- [Work to do]:
Please copy the lines of the items exactly, starting with the line containing "- unit-label: 205: [421, 482, 474, 515]" and ending with the line containing "- balcony-icon: [149, 650, 195, 664]", both included.

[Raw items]
>> Begin
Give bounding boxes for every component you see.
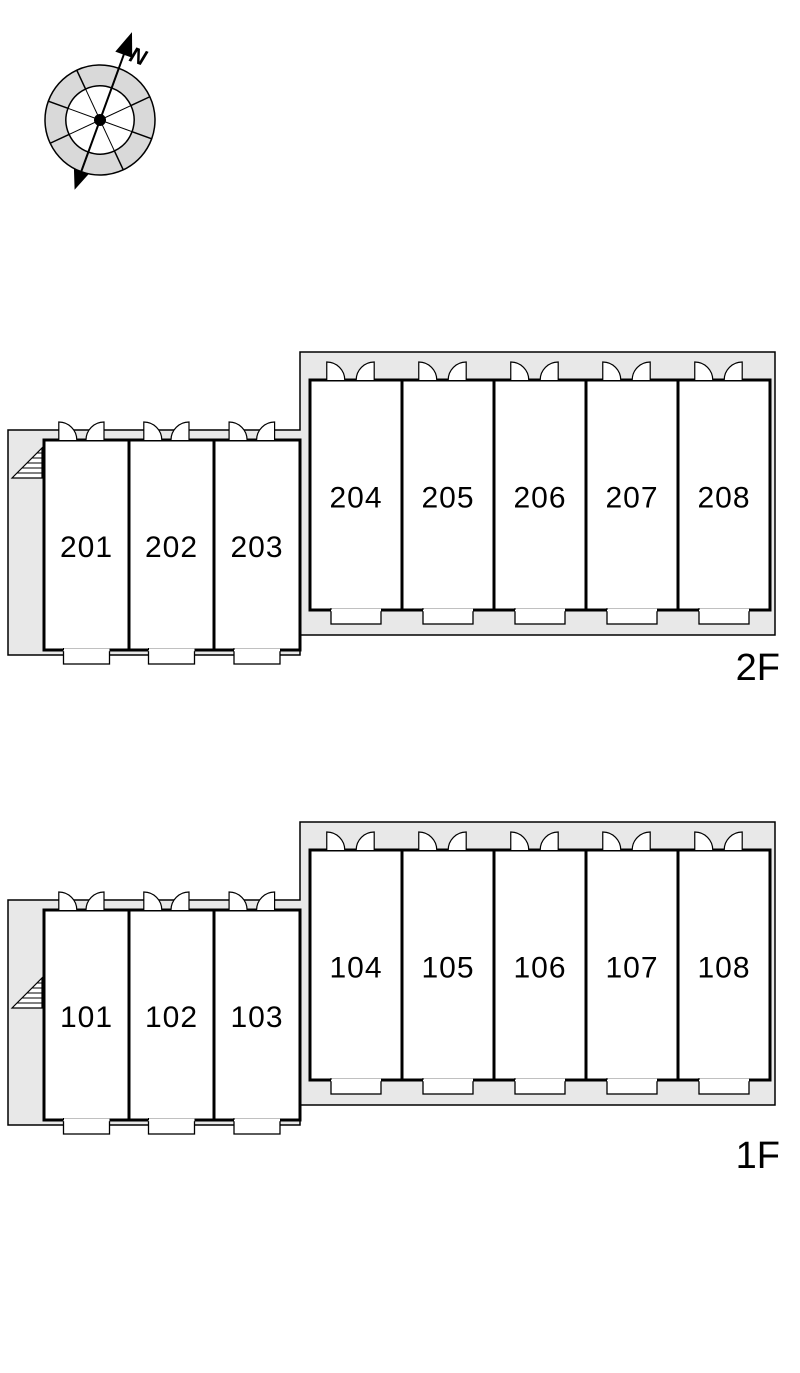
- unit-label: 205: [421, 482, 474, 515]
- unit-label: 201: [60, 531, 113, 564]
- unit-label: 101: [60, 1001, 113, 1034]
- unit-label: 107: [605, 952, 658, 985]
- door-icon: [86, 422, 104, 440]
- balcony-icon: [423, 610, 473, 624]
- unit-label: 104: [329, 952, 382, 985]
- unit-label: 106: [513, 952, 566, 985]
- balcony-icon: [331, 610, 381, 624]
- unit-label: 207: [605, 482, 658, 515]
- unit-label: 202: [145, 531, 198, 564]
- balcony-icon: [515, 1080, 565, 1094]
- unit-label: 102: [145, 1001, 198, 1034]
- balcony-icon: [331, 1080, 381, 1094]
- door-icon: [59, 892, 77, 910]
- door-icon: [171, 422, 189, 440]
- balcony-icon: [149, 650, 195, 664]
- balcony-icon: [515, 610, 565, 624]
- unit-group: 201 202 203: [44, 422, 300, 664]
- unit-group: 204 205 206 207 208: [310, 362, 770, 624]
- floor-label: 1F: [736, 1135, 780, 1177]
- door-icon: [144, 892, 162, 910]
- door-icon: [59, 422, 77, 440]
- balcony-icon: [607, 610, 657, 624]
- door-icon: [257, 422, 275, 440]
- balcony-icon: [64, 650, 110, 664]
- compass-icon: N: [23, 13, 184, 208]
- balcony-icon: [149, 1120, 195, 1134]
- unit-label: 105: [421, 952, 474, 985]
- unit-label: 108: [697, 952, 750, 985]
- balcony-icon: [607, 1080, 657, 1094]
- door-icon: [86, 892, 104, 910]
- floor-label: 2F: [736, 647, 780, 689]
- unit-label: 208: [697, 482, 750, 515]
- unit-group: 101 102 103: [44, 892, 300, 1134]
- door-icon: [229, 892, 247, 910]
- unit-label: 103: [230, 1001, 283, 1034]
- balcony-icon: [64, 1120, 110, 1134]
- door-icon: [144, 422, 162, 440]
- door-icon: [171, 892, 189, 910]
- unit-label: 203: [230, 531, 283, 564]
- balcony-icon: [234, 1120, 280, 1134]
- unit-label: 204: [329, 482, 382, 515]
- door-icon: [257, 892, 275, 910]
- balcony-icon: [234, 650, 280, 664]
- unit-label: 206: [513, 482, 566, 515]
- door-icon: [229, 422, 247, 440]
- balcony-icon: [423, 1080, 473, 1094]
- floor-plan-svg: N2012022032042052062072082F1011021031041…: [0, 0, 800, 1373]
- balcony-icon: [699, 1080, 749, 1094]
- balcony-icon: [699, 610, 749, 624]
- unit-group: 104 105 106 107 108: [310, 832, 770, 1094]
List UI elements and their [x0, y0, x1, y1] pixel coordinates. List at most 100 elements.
>> End
- [Response to the exercise]:
- unit-label: 205: [421, 482, 474, 515]
- unit-label: 201: [60, 531, 113, 564]
- unit-label: 101: [60, 1001, 113, 1034]
- unit-label: 107: [605, 952, 658, 985]
- door-icon: [86, 422, 104, 440]
- balcony-icon: [423, 610, 473, 624]
- unit-label: 104: [329, 952, 382, 985]
- unit-label: 106: [513, 952, 566, 985]
- balcony-icon: [331, 610, 381, 624]
- unit-label: 207: [605, 482, 658, 515]
- unit-label: 202: [145, 531, 198, 564]
- balcony-icon: [515, 1080, 565, 1094]
- unit-label: 102: [145, 1001, 198, 1034]
- balcony-icon: [331, 1080, 381, 1094]
- door-icon: [59, 892, 77, 910]
- door-icon: [171, 422, 189, 440]
- balcony-icon: [149, 650, 195, 664]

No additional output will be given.